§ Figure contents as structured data
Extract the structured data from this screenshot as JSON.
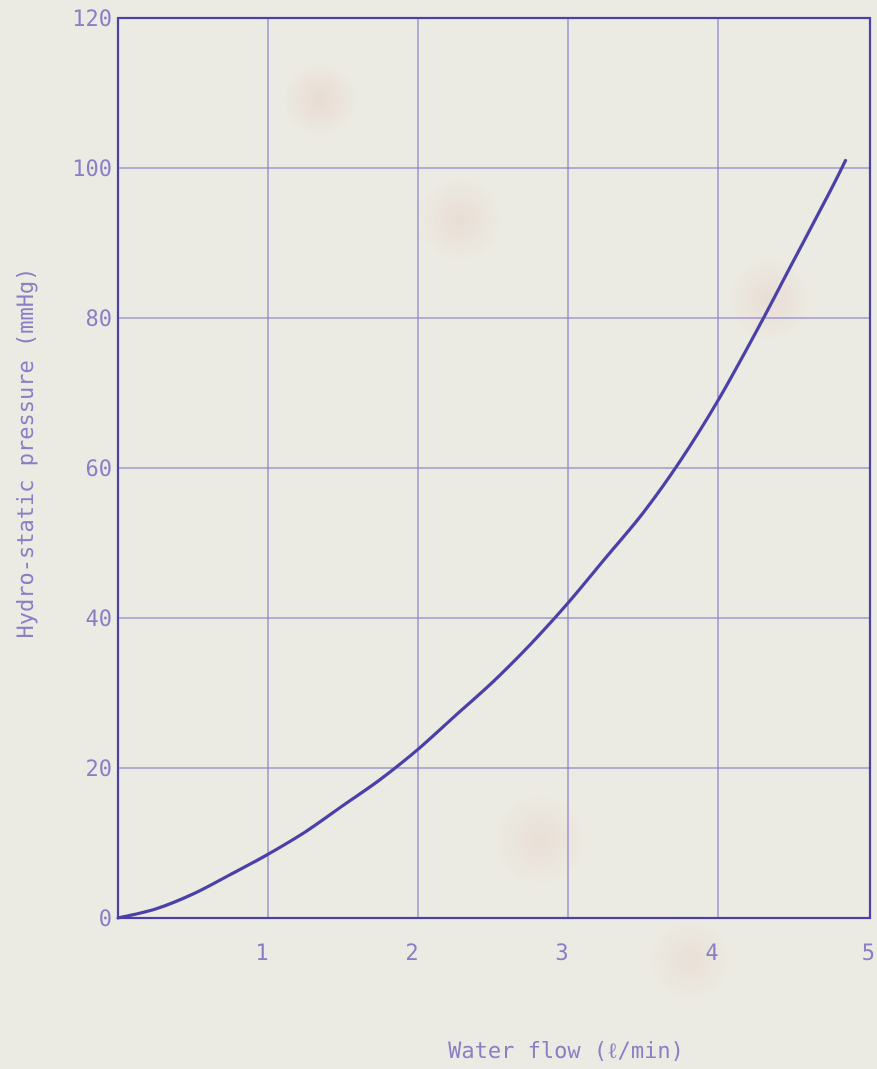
{
  "chart_data": {
    "type": "line",
    "title": "",
    "xlabel": "Water flow (ℓ/min)",
    "ylabel": "Hydro-static pressure  (mmHg)",
    "xlim": [
      0,
      5
    ],
    "ylim": [
      0,
      120
    ],
    "x_ticks": [
      "1",
      "2",
      "3",
      "4",
      "5"
    ],
    "y_ticks": [
      "0",
      "20",
      "40",
      "60",
      "80",
      "100",
      "120"
    ],
    "grid": true,
    "legend": "none",
    "series": [
      {
        "x": [
          0,
          0.25,
          0.5,
          0.75,
          1.0,
          1.25,
          1.5,
          1.75,
          2.0,
          2.25,
          2.5,
          2.75,
          3.0,
          3.25,
          3.5,
          3.75,
          4.0,
          4.25,
          4.5,
          4.75,
          4.85
        ],
        "values": [
          0,
          1.2,
          3.2,
          5.8,
          8.5,
          11.5,
          15.0,
          18.5,
          22.5,
          27.0,
          31.5,
          36.5,
          42.0,
          48.0,
          54.0,
          61.0,
          69.0,
          78.0,
          87.5,
          97.0,
          101.0
        ]
      }
    ],
    "colors": {
      "line": "#4b40a8",
      "grid": "#8f86c9",
      "text": "#8a7fc4"
    }
  }
}
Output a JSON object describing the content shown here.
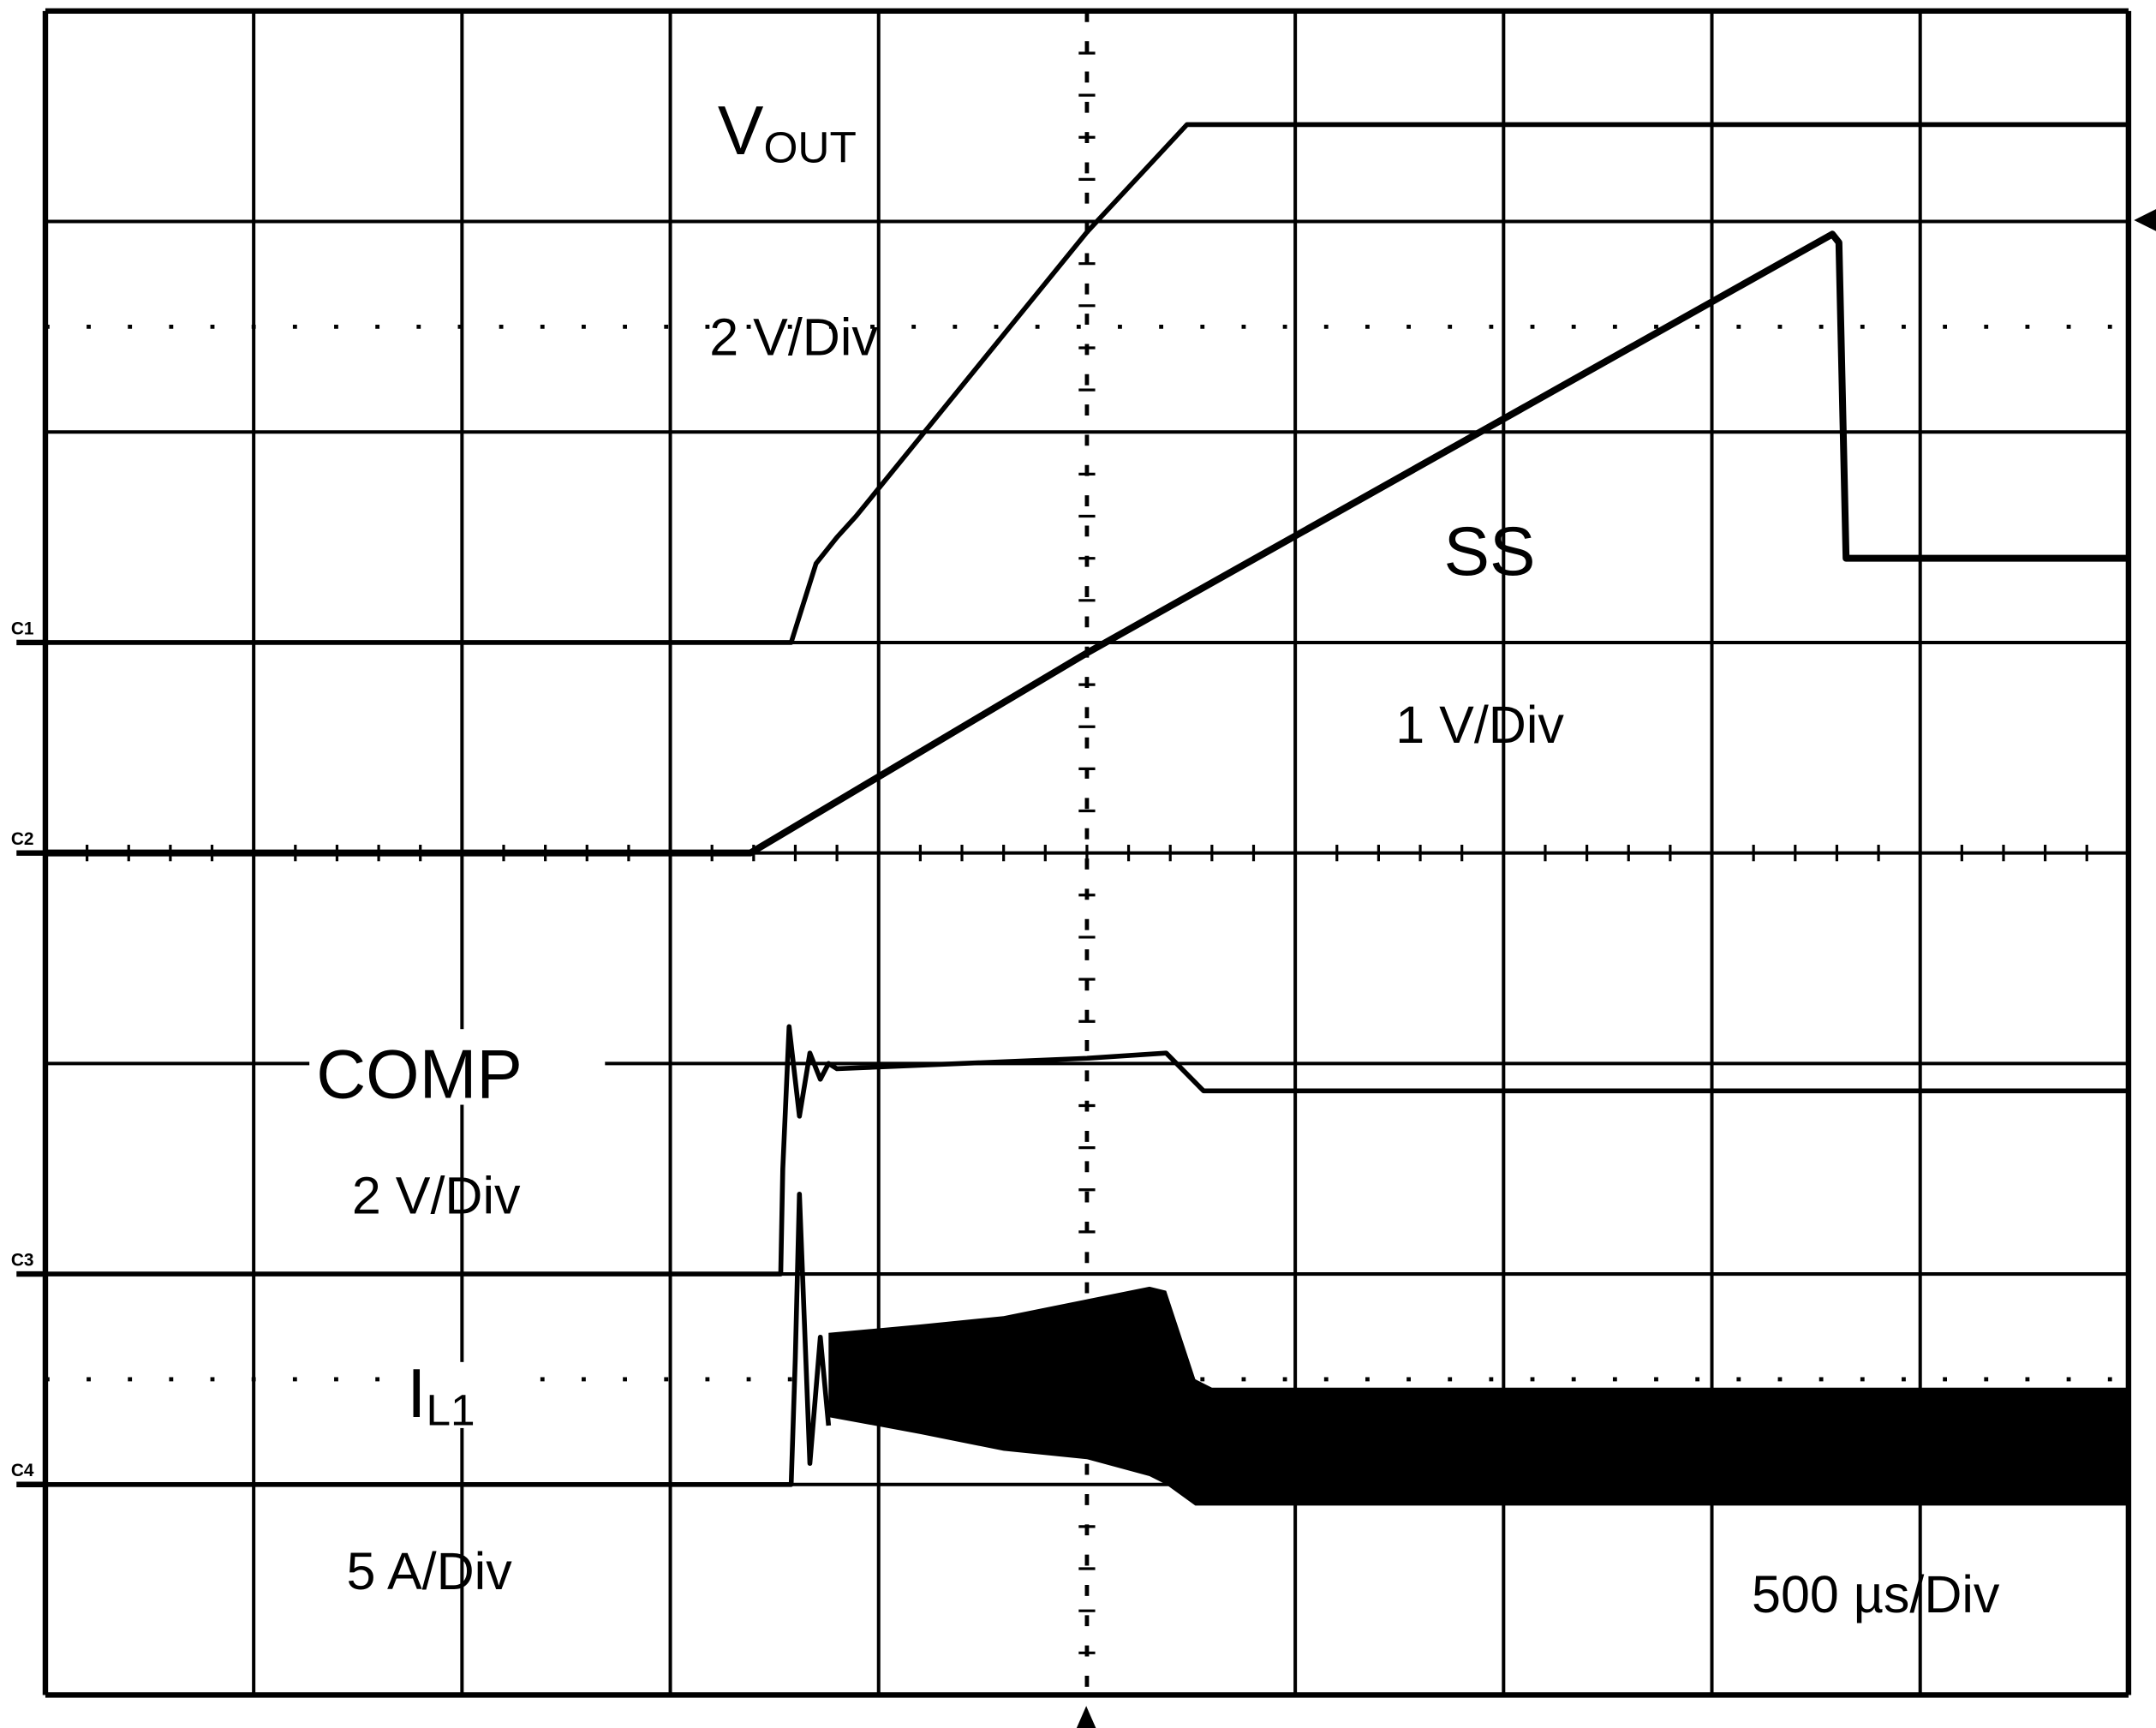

§ Stated exercise
Transcribe the listing in full. Omit the pictures and keep every line exact.

§ Reply to the task
Extract the structured data from this screenshot as JSON.
{
  "chart_data": {
    "type": "line",
    "title": "",
    "xlabel": "Water flow (ℓ/min)",
    "ylabel": "Hydro-static pressure  (mmHg)",
    "xlim": [
      0,
      5
    ],
    "ylim": [
      0,
      120
    ],
    "x_ticks": [
      "1",
      "2",
      "3",
      "4",
      "5"
    ],
    "y_ticks": [
      "0",
      "20",
      "40",
      "60",
      "80",
      "100",
      "120"
    ],
    "grid": true,
    "legend": "none",
    "series": [
      {
        "x": [
          0,
          0.25,
          0.5,
          0.75,
          1.0,
          1.25,
          1.5,
          1.75,
          2.0,
          2.25,
          2.5,
          2.75,
          3.0,
          3.25,
          3.5,
          3.75,
          4.0,
          4.25,
          4.5,
          4.75,
          4.85
        ],
        "values": [
          0,
          1.2,
          3.2,
          5.8,
          8.5,
          11.5,
          15.0,
          18.5,
          22.5,
          27.0,
          31.5,
          36.5,
          42.0,
          48.0,
          54.0,
          61.0,
          69.0,
          78.0,
          87.5,
          97.0,
          101.0
        ]
      }
    ],
    "colors": {
      "line": "#4b40a8",
      "grid": "#8f86c9",
      "text": "#8a7fc4"
    }
  }
}
Output a JSON object describing the content shown here.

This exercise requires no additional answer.